*Your task*. Check each line of the records below for the word "Time" and copy those where it appears.

*Data listing*.
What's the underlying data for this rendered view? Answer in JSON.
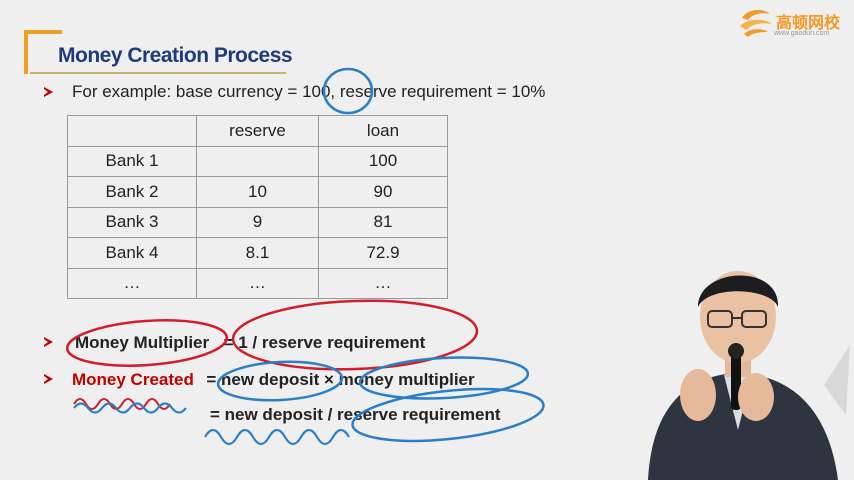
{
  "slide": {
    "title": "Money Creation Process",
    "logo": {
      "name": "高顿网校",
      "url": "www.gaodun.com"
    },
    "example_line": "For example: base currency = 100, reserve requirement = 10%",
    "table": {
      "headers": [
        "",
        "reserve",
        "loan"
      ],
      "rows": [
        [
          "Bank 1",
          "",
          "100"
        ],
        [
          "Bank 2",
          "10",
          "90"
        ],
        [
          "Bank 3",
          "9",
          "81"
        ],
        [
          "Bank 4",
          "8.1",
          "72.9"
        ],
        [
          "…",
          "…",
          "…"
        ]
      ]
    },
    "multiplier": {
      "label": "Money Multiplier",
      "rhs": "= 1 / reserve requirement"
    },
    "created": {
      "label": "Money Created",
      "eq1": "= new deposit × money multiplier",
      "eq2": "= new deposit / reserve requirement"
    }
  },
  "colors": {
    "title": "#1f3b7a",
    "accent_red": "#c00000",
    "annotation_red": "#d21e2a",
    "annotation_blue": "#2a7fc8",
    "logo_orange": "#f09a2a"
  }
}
--
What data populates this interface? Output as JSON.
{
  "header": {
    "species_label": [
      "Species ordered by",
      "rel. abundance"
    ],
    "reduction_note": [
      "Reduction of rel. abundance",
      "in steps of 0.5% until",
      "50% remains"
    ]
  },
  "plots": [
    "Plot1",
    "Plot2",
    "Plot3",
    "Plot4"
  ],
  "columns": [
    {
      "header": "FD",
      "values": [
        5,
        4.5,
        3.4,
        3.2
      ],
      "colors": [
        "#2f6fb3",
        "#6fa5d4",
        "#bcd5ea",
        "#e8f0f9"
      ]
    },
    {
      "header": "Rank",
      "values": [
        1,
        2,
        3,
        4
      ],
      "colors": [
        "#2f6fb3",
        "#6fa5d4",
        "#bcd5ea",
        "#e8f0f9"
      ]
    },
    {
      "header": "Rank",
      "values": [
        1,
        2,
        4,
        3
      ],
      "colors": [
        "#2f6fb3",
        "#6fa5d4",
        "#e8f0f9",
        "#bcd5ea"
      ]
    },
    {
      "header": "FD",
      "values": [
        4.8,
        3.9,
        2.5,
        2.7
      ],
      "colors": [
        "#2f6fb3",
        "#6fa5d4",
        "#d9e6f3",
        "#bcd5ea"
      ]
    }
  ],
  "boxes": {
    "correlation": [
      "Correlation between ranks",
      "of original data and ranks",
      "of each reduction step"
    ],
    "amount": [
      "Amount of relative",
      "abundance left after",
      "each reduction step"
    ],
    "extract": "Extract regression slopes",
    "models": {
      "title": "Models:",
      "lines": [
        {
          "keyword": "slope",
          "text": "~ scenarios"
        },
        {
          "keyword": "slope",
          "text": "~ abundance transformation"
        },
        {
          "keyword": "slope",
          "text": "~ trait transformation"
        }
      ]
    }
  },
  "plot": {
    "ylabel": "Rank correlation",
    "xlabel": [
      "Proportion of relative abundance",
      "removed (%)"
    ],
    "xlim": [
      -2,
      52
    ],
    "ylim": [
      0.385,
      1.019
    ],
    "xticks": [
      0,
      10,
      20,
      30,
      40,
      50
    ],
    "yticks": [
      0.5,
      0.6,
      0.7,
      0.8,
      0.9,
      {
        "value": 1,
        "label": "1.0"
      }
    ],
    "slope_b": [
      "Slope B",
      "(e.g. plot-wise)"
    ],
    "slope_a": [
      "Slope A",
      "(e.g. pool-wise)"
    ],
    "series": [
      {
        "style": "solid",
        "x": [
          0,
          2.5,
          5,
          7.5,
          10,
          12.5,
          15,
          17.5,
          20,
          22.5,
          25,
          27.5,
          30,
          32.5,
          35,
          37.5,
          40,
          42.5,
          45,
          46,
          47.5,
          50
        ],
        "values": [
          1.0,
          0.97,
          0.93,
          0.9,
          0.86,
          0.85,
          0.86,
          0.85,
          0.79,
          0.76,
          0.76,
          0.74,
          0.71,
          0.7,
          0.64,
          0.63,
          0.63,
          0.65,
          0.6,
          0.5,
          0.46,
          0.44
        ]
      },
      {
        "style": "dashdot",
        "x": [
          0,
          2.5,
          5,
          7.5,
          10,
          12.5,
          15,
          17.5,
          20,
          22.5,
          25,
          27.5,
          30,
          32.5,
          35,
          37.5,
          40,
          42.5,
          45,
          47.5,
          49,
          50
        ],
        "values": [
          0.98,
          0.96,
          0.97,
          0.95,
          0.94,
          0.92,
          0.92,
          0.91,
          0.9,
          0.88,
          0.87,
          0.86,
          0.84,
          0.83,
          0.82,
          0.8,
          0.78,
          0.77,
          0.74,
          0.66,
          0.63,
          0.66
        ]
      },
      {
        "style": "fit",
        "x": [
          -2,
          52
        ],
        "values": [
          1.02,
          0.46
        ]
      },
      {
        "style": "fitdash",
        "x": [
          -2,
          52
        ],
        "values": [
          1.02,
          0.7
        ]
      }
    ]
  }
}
...
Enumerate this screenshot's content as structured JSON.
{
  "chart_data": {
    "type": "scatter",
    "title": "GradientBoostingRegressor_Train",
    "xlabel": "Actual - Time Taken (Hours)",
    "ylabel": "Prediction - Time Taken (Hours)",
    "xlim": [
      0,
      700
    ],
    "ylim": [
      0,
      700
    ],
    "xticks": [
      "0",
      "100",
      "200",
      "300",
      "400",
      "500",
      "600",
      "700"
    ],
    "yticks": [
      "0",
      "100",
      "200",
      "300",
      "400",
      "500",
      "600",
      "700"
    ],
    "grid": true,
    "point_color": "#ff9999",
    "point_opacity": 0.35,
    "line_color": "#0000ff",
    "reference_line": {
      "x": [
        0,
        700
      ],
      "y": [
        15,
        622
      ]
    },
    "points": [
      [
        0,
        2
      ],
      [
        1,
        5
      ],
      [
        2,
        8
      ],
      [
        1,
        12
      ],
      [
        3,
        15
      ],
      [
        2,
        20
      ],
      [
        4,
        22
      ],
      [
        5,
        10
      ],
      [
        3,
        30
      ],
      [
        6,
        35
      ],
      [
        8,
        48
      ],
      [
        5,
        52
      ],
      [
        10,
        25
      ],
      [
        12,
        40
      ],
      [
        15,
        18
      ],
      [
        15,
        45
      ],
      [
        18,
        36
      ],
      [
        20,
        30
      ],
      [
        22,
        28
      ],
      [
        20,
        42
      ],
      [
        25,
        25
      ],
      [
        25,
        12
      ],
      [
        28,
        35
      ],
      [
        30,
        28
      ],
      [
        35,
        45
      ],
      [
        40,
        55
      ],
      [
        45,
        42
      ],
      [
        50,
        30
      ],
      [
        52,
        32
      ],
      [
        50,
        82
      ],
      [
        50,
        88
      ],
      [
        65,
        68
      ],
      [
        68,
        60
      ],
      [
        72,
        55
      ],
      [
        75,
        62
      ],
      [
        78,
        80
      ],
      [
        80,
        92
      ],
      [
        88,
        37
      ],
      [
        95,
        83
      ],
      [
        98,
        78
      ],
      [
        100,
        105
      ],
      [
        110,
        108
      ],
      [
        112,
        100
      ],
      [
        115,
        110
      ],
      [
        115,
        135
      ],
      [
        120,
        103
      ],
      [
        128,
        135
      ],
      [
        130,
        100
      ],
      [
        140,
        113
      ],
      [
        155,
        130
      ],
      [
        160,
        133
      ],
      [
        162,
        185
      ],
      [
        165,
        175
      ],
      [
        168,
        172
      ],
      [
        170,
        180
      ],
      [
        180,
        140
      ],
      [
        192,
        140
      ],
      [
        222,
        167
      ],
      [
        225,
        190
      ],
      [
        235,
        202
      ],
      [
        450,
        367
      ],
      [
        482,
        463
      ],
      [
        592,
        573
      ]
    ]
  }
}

*Written reply*.
    "xlabel": "Actual - Time Taken (Hours)",
    "ylabel": "Prediction - Time Taken (Hours)",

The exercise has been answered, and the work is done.